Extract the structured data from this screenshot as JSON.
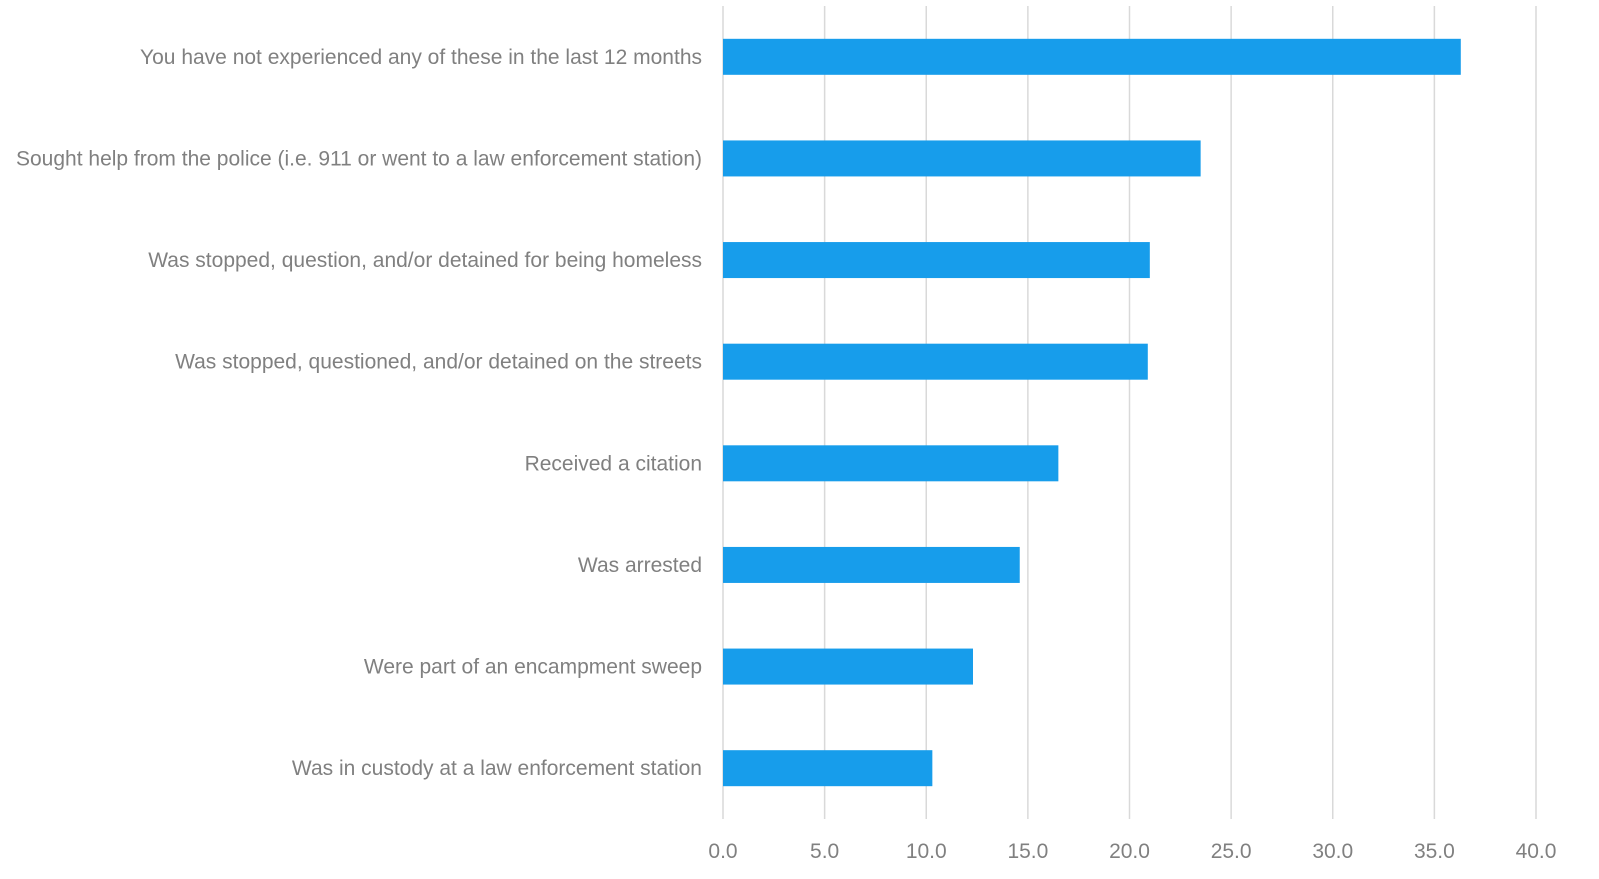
{
  "chart_data": {
    "type": "bar",
    "orientation": "horizontal",
    "title": "",
    "xlabel": "",
    "ylabel": "",
    "categories": [
      "You have not experienced any of these in the last 12 months",
      "Sought help from the police (i.e. 911 or went to a law enforcement station)",
      "Was stopped, question, and/or detained for being homeless",
      "Was stopped, questioned, and/or detained on the streets",
      "Received a citation",
      "Was arrested",
      "Were part of an encampment sweep",
      "Was in custody at a law enforcement station"
    ],
    "values": [
      36.3,
      23.5,
      21.0,
      20.9,
      16.5,
      14.6,
      12.3,
      10.3
    ],
    "xlim": [
      0,
      40
    ],
    "x_ticks": [
      "0.0",
      "5.0",
      "10.0",
      "15.0",
      "20.0",
      "25.0",
      "30.0",
      "35.0",
      "40.0"
    ],
    "grid": "vertical",
    "legend": "none",
    "bar_color": "#179DEB"
  }
}
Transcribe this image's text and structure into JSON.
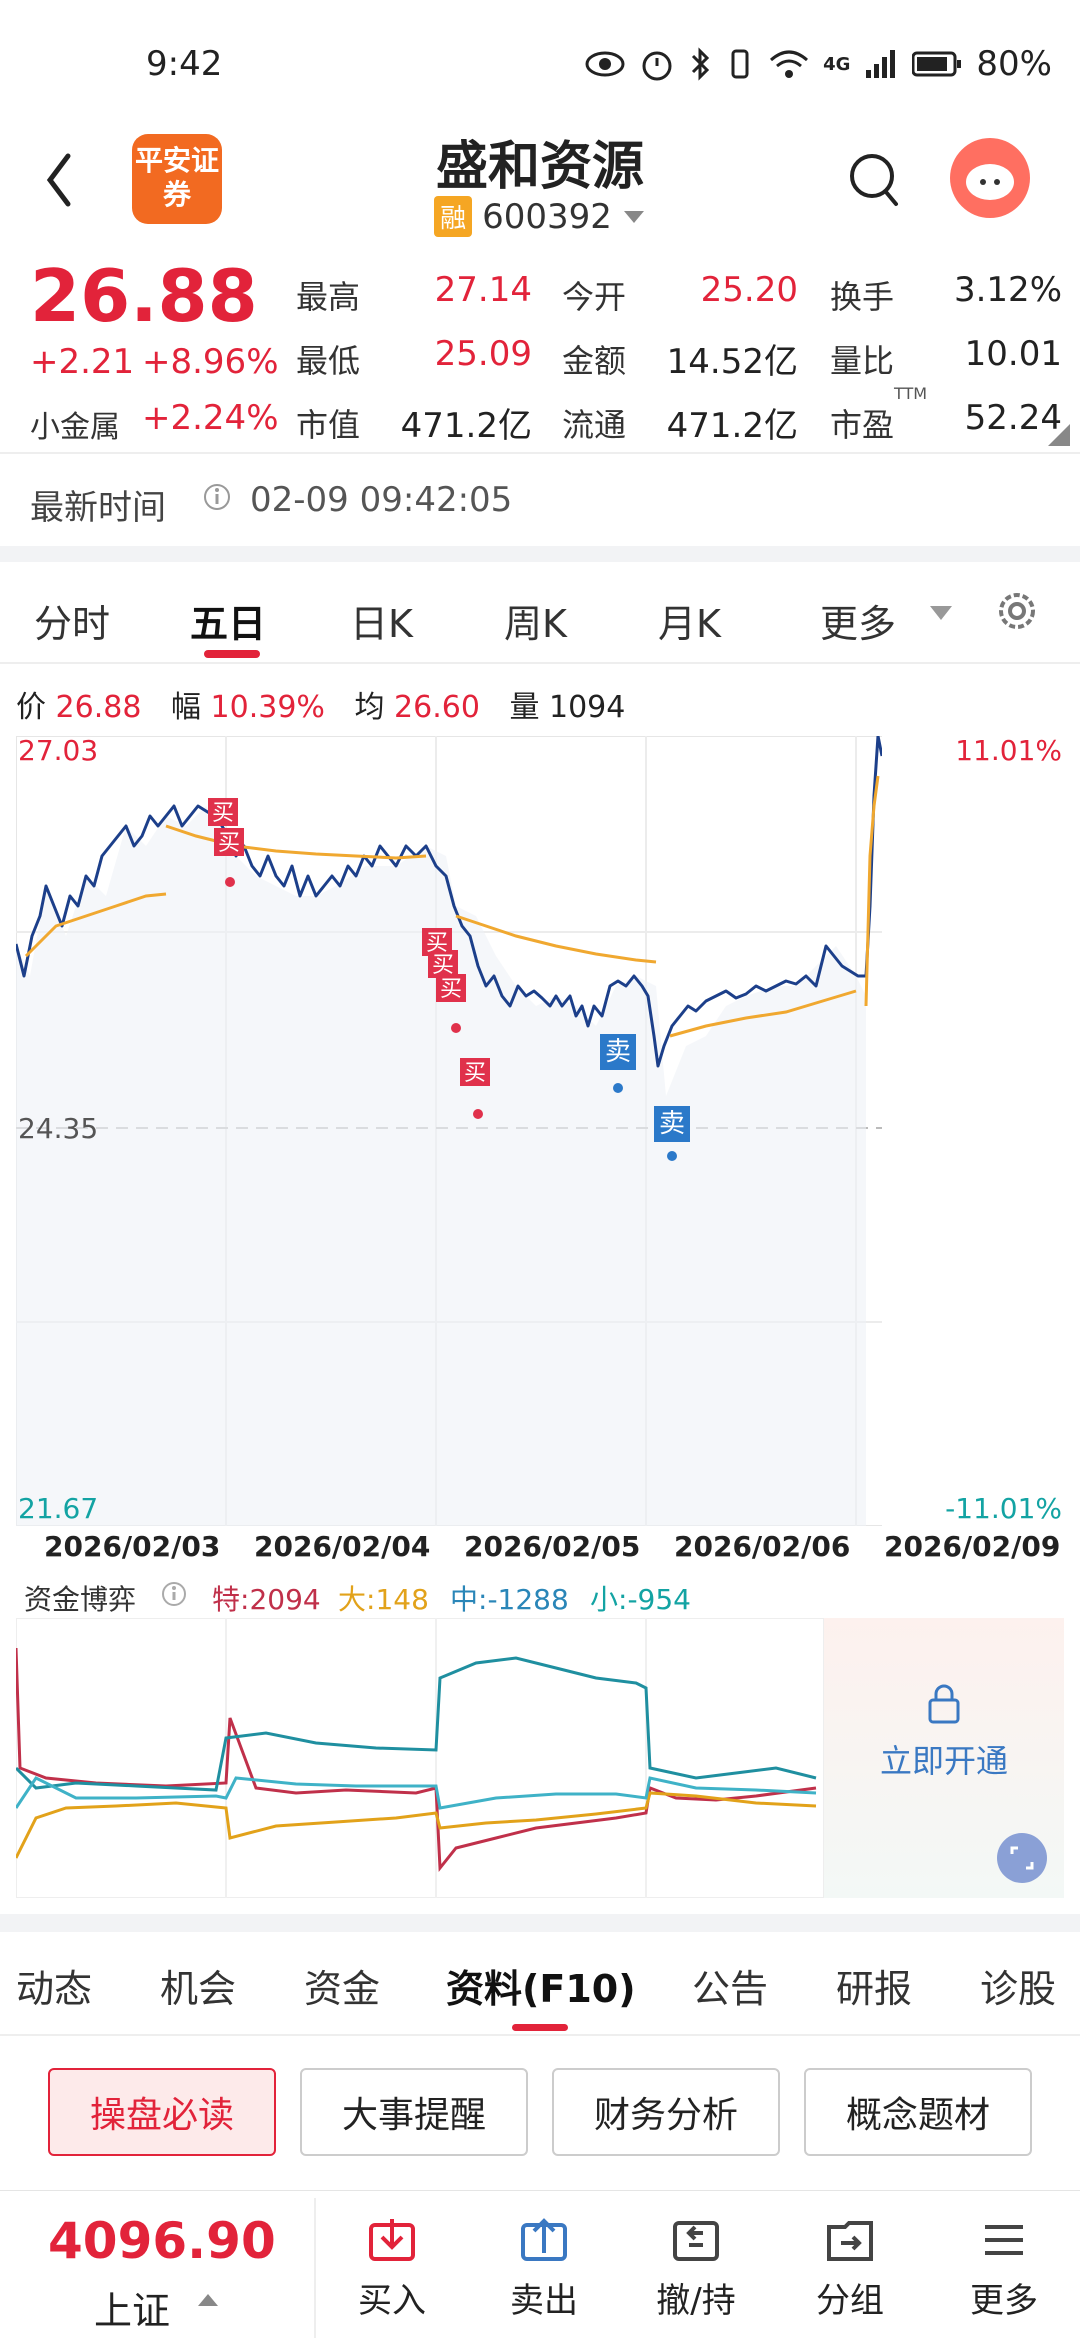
{
  "status": {
    "time": "9:42",
    "battery": "80%",
    "net": "4G"
  },
  "header": {
    "title": "盛和资源",
    "rong": "融",
    "code": "600392",
    "logo_text": "平安证券"
  },
  "quote": {
    "price": "26.88",
    "change": "+2.21",
    "change_pct": "+8.96%",
    "sector": "小金属",
    "sector_pct": "+2.24%",
    "high_label": "最高",
    "high": "27.14",
    "low_label": "最低",
    "low": "25.09",
    "mcap_label": "市值",
    "mcap": "471.2亿",
    "open_label": "今开",
    "open": "25.20",
    "amount_label": "金额",
    "amount": "14.52亿",
    "float_label": "流通",
    "float": "471.2亿",
    "turnover_label": "换手",
    "turnover": "3.12%",
    "ratio_label": "量比",
    "ratio": "10.01",
    "pe_label": "市盈",
    "pe_sup": "TTM",
    "pe": "52.24"
  },
  "update": {
    "label": "最新时间",
    "time": "02-09 09:42:05"
  },
  "tabs": [
    "分时",
    "五日",
    "日K",
    "周K",
    "月K",
    "更多"
  ],
  "info": {
    "price_label": "价",
    "price": "26.88",
    "amp_label": "幅",
    "amp": "10.39%",
    "avg_label": "均",
    "avg": "26.60",
    "vol_label": "量",
    "vol": "1094"
  },
  "chart_data": {
    "type": "line",
    "y_top": "27.03",
    "y_mid": "24.35",
    "y_bottom": "21.67",
    "pct_top": "11.01%",
    "pct_bottom": "-11.01%",
    "dates": [
      "2026/02/03",
      "2026/02/04",
      "2026/02/05",
      "2026/02/06",
      "2026/02/09"
    ],
    "markers": [
      {
        "text": "买",
        "kind": "buy"
      },
      {
        "text": "买",
        "kind": "buy"
      },
      {
        "text": "买",
        "kind": "buy"
      },
      {
        "text": "买",
        "kind": "buy"
      },
      {
        "text": "买",
        "kind": "buy"
      },
      {
        "text": "买",
        "kind": "buy"
      },
      {
        "text": "卖",
        "kind": "sell"
      },
      {
        "text": "卖",
        "kind": "sell"
      }
    ]
  },
  "flow": {
    "title": "资金博弈",
    "te_label": "特:",
    "te": "2094",
    "da_label": "大:",
    "da": "148",
    "zhong_label": "中:",
    "zhong": "-1288",
    "xiao_label": "小:",
    "xiao": "-954",
    "unlock": "立即开通"
  },
  "section_tabs": [
    "动态",
    "机会",
    "资金",
    "资料(F10)",
    "公告",
    "研报",
    "诊股"
  ],
  "tag_buttons": [
    "操盘必读",
    "大事提醒",
    "财务分析",
    "概念题材"
  ],
  "bottom": {
    "index_value": "4096.90",
    "index_name": "上证",
    "items": [
      "买入",
      "卖出",
      "撤/持",
      "分组",
      "更多"
    ]
  }
}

**What to produce:** Go through the records and pull out each line that includes the word "stopped".

**Problem solution:**
      "Was stopped, question, and/or detained for being homeless",
      "Was stopped, questioned, and/or detained on the streets",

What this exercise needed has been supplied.